======== Page excerpt ========
Central Catholic coach Ryan Lehmeier said that Vernon Settles has a smile that lights up a room, but it’s another of Settles’ abilities, Lehmeier added, that helps enable the talented senior receiver to light up opposing defenses.
“On top of him being exceptionally talented, and I know this is a bold statement, but I don’t think I’ve ever coached anyone that has a better feel for the game of football like Vernon Settles,” Lehmeier said. “He sees the big picture. You can tell football is in his blood, and he has such a great feel for what he’s doing.”
What Settles has done is establish himself as one of the WPIAL’s elite wide receivers, something that has flown a bit under the radar due to Central Catholic’s plethora of Power Five recruits, of which Settles is not one. But when you take into account his numbers, not only this season but throughout his career, it’s easy to see why Lehmeier speaks so highly of the two-time all-conference pick.
Friday, Settles and his teammates will begin their quest for a WPIAL Class 6A championship when No. 1 Central Catholic (9-1) takes on No. 4 Mt. Lebanon (5-5) in a semifinal at Fox Chapel. Central Catholic, which beat Mt. Lebanon, 49-0, in September, is seeking its first title since 2020. The Vikings fell to North Allegheny in last year’s final.
========
Prompt. In the article on Central Catholic receiver Vernon Settles, where will the semifinal against Mt. Lebanon be played?
======== Extracted information ========
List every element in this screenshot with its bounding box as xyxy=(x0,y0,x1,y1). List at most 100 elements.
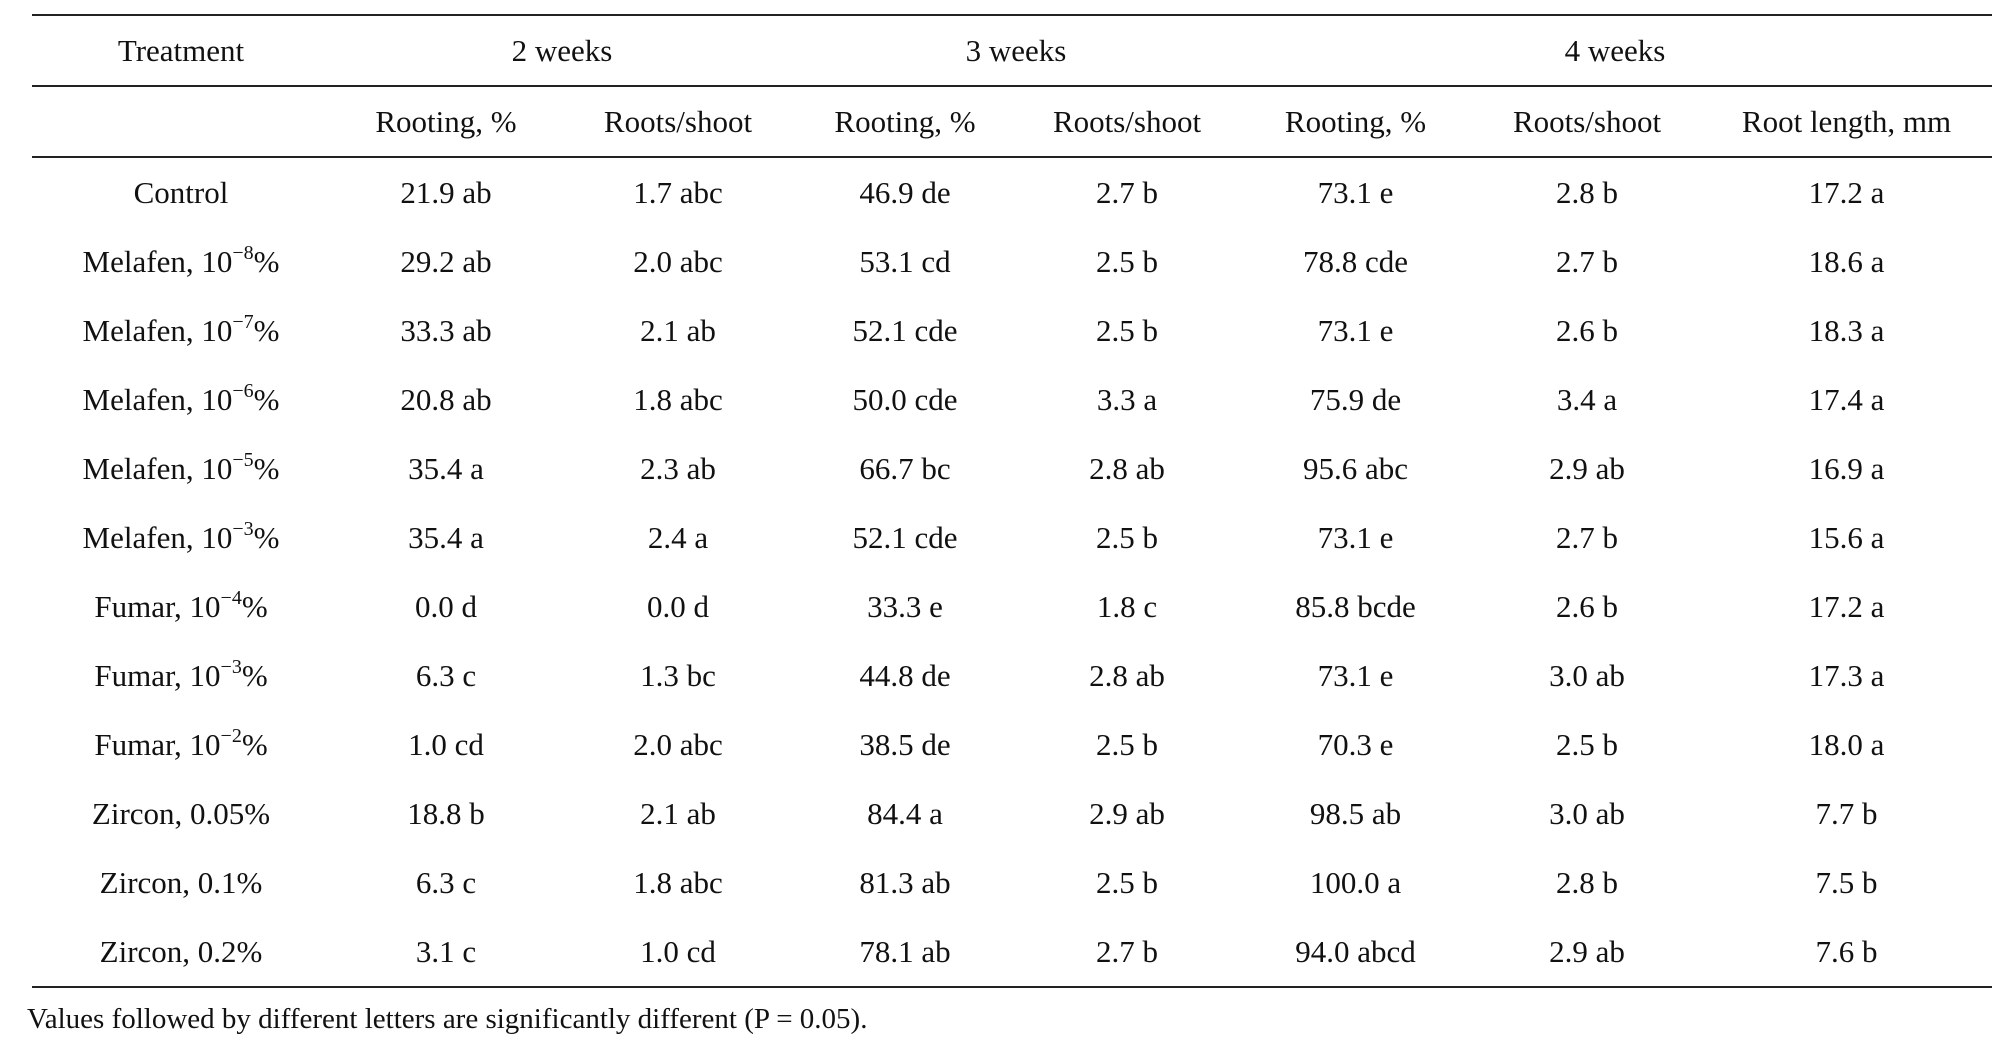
value-cell: 73.1 e xyxy=(1317,657,1394,693)
value-cell: 2.1 ab xyxy=(640,795,716,831)
value-cell: 2.5 b xyxy=(1096,312,1159,348)
treatment-name: Fumar, 10 xyxy=(94,726,221,762)
value-cell: 2.5 b xyxy=(1096,243,1159,279)
value-cell: 2.7 b xyxy=(1096,174,1159,210)
treatment-header: Treatment xyxy=(32,14,330,87)
value-cell: 44.8 de xyxy=(859,657,951,693)
value-cell: 2.5 b xyxy=(1096,726,1159,762)
value-cell: 1.3 bc xyxy=(640,657,716,693)
value-cell: 6.3 c xyxy=(415,864,477,900)
value-cell: 94.0 abcd xyxy=(1238,917,1474,988)
value-cell: 2.8 b xyxy=(1556,864,1619,900)
value-cell: 78.8 cde xyxy=(1303,243,1409,279)
value-cell: 2.8 ab xyxy=(1089,450,1165,486)
value-cell: 35.4 a xyxy=(408,450,484,486)
value-cell: 18.0 a xyxy=(1808,726,1885,762)
table-row: Melafen, 10−3% 35.4 a 2.4 a 52.1 cde 2.5 b 73… xyxy=(32,503,1992,572)
treatment-cell: Fumar, 10−2% xyxy=(32,710,330,779)
treatment-name: Zircon, 0.1% xyxy=(99,864,263,900)
value-cell: 2.5 b xyxy=(1556,726,1619,762)
column-header: Rooting, % xyxy=(330,86,562,158)
treatment-cell: Melafen, 10−8% xyxy=(32,227,330,296)
concentration-unit: % xyxy=(241,657,268,693)
column-header: Rooting, % xyxy=(1238,86,1474,158)
value-cell: 73.1 e xyxy=(1317,519,1394,555)
concentration-exponent: −7 xyxy=(232,310,254,333)
value-cell: 1.0 cd xyxy=(562,917,795,988)
concentration-exponent: −3 xyxy=(220,655,242,678)
column-header: Rooting, % xyxy=(794,86,1017,158)
value-cell: 17.4 a xyxy=(1808,381,1885,417)
value-cell: 100.0 a xyxy=(1309,864,1402,900)
value-cell: 78.1 ab xyxy=(794,917,1017,988)
value-cell: 2.1 ab xyxy=(640,312,716,348)
value-cell: 84.4 a xyxy=(867,795,943,831)
value-cell: 29.2 ab xyxy=(400,243,492,279)
value-cell: 3.3 a xyxy=(1096,381,1158,417)
value-cell: 2.9 ab xyxy=(1473,917,1702,988)
value-cell: 70.3 e xyxy=(1317,726,1394,762)
value-cell: 16.9 a xyxy=(1808,450,1885,486)
value-cell: 2.9 ab xyxy=(1089,795,1165,831)
two-weeks-header: 2 weeks xyxy=(330,14,795,87)
value-cell: 73.1 e xyxy=(1317,312,1394,348)
value-cell: 98.5 ab xyxy=(1309,795,1402,831)
table-row: Zircon, 0.2% 3.1 c 1.0 cd 78.1 ab 2.7 b 94.0 … xyxy=(32,917,1993,988)
value-cell: 2.8 b xyxy=(1556,174,1619,210)
results-table: Treatment 2 weeks 3 weeks 4 weeks Rootin… xyxy=(32,14,1993,988)
value-cell: 2.7 b xyxy=(1016,917,1239,988)
value-cell: 2.6 b xyxy=(1556,588,1619,624)
value-cell: 2.4 a xyxy=(647,519,709,555)
treatment-name: Melafen, 10 xyxy=(82,243,233,279)
sub-header-row: Rooting, % Roots/shoot Rooting, % Roots/… xyxy=(32,86,1993,158)
table-header: Treatment 2 weeks 3 weeks 4 weeks Rootin… xyxy=(32,14,1993,158)
concentration-exponent: −8 xyxy=(232,241,254,264)
value-cell: 17.3 a xyxy=(1808,657,1885,693)
value-cell: 81.3 ab xyxy=(859,864,951,900)
table-row: Control 21.9 ab 1.7 abc 46.9 de 2.7 b 73.1 e 2… xyxy=(32,157,1992,227)
value-cell: 2.0 abc xyxy=(633,243,723,279)
column-header xyxy=(32,86,330,158)
table-row: Melafen, 10−8% 29.2 ab 2.0 abc 53.1 cd 2.5 b… xyxy=(32,227,1992,296)
value-cell: 2.5 b xyxy=(1096,864,1159,900)
treatment-cell: Melafen, 10−7% xyxy=(32,296,330,365)
concentration-exponent: −6 xyxy=(232,379,254,402)
value-cell: 3.0 ab xyxy=(1549,795,1625,831)
value-cell: 35.4 a xyxy=(408,519,484,555)
value-cell: 20.8 ab xyxy=(400,381,492,417)
treatment-name: Melafen, 10 xyxy=(82,312,233,348)
value-cell: 17.2 a xyxy=(1808,174,1885,210)
value-cell: 95.6 abc xyxy=(1303,450,1409,486)
table-row: Fumar, 10−2% 1.0 cd 2.0 abc 38.5 de 2.5 b 70.… xyxy=(32,710,1992,779)
treatment-cell: Zircon, 0.05% xyxy=(32,779,330,848)
value-cell: 2.0 abc xyxy=(633,726,723,762)
value-cell: 18.8 b xyxy=(407,795,485,831)
concentration-unit: % xyxy=(253,243,280,279)
value-cell: 0.0 d xyxy=(647,588,709,624)
value-cell: 3.0 ab xyxy=(1549,657,1625,693)
table-row: Zircon, 0.1% 6.3 c 1.8 abc 81.3 ab 2.5 b 100.… xyxy=(32,848,1992,917)
concentration-exponent: −2 xyxy=(220,724,242,747)
table-row: Melafen, 10−5% 35.4 a 2.3 ab 66.7 bc 2.8 ab 9… xyxy=(32,434,1992,503)
value-cell: 2.7 b xyxy=(1556,243,1619,279)
value-cell: 50.0 cde xyxy=(852,381,958,417)
value-cell: 6.3 c xyxy=(415,657,477,693)
table-row: Zircon, 0.05% 18.8 b 2.1 ab 84.4 a 2.9 ab 98.… xyxy=(32,779,1992,848)
treatment-name: Zircon, 0.05% xyxy=(91,795,271,831)
treatment-cell: Zircon, 0.2% xyxy=(32,917,330,988)
treatment-cell: Melafen, 10−3% xyxy=(32,503,330,572)
value-cell: 18.3 a xyxy=(1808,312,1885,348)
table-body: Control 21.9 ab 1.7 abc 46.9 de 2.7 b 73.1 e 2… xyxy=(32,157,1993,988)
four-weeks-header: 4 weeks xyxy=(1238,14,1993,87)
table-row: Melafen, 10−6% 20.8 ab 1.8 abc 50.0 cde 3.3 … xyxy=(32,365,1992,434)
value-cell: 75.9 de xyxy=(1309,381,1402,417)
treatment-name: Fumar, 10 xyxy=(94,657,221,693)
value-cell: 53.1 cd xyxy=(859,243,951,279)
value-cell: 33.3 e xyxy=(867,588,943,624)
value-cell: 33.3 ab xyxy=(400,312,492,348)
table-row: Fumar, 10−4% 0.0 d 0.0 d 33.3 e 1.8 c 85.8 bc… xyxy=(32,572,1992,641)
value-cell: 7.6 b xyxy=(1701,917,1993,988)
value-cell: 15.6 a xyxy=(1808,519,1885,555)
value-cell: 1.8 abc xyxy=(633,381,723,417)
========
Result of this exercise. At Fox Chapel.